## SET TASK:
Give, as a JSON list of strings with one string per line and blank lines omitted, everything from the start of the material down to the line containing "tissue-cell [485,808,491,814]", both ends included.

Labeled box records
—————
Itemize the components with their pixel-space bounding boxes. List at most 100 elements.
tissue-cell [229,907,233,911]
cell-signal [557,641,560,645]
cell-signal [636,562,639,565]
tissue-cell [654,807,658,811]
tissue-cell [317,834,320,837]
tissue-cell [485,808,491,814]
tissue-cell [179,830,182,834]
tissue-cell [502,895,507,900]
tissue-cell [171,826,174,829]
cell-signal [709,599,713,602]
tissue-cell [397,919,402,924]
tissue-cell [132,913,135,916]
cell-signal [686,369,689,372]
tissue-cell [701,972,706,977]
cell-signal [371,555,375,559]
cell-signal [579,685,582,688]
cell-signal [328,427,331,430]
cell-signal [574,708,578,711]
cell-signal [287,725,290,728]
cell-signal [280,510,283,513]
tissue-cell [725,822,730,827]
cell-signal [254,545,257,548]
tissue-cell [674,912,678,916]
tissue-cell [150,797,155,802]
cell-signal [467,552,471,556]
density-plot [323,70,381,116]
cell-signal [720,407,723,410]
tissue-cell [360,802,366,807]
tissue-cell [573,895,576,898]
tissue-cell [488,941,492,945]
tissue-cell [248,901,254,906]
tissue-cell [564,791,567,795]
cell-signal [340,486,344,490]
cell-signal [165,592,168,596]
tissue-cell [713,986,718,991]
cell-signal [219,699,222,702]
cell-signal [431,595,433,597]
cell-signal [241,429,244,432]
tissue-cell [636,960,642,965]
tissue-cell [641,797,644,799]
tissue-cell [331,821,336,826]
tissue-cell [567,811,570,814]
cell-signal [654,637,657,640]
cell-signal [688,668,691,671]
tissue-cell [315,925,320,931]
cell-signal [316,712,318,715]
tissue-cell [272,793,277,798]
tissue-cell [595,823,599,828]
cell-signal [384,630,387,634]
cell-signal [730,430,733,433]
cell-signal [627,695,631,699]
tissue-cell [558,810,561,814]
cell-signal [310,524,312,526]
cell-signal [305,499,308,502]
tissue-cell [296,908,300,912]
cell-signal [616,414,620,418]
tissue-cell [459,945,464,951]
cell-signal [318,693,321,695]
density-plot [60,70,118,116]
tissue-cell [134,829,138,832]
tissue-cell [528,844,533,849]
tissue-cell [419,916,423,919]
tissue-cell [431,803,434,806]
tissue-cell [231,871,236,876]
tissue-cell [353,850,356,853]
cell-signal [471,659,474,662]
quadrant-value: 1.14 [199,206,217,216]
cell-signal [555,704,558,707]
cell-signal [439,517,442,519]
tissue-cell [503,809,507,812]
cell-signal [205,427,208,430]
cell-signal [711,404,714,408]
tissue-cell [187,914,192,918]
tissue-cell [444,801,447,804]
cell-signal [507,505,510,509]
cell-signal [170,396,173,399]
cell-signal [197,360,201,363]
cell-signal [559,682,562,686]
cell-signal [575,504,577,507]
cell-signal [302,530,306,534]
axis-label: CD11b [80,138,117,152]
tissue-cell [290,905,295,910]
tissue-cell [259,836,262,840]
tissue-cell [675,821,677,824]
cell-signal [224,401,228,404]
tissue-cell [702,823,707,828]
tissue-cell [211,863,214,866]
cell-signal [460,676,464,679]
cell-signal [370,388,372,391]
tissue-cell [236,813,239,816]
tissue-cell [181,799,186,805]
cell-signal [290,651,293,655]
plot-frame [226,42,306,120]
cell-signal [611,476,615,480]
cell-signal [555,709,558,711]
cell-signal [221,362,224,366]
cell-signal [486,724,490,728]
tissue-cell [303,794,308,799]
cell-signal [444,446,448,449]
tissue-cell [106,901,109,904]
—————
## OUTPUT FOR THIS EXERCISE:
[
  "Itemize the components with their pixel-space bounding boxes. List at most 100 elements.",
  "tissue-cell [229,907,233,911]",
  "cell-signal [557,641,560,645]",
  "cell-signal [636,562,639,565]",
  "tissue-cell [654,807,658,811]",
  "tissue-cell [317,834,320,837]",
  "tissue-cell [485,808,491,814]"
]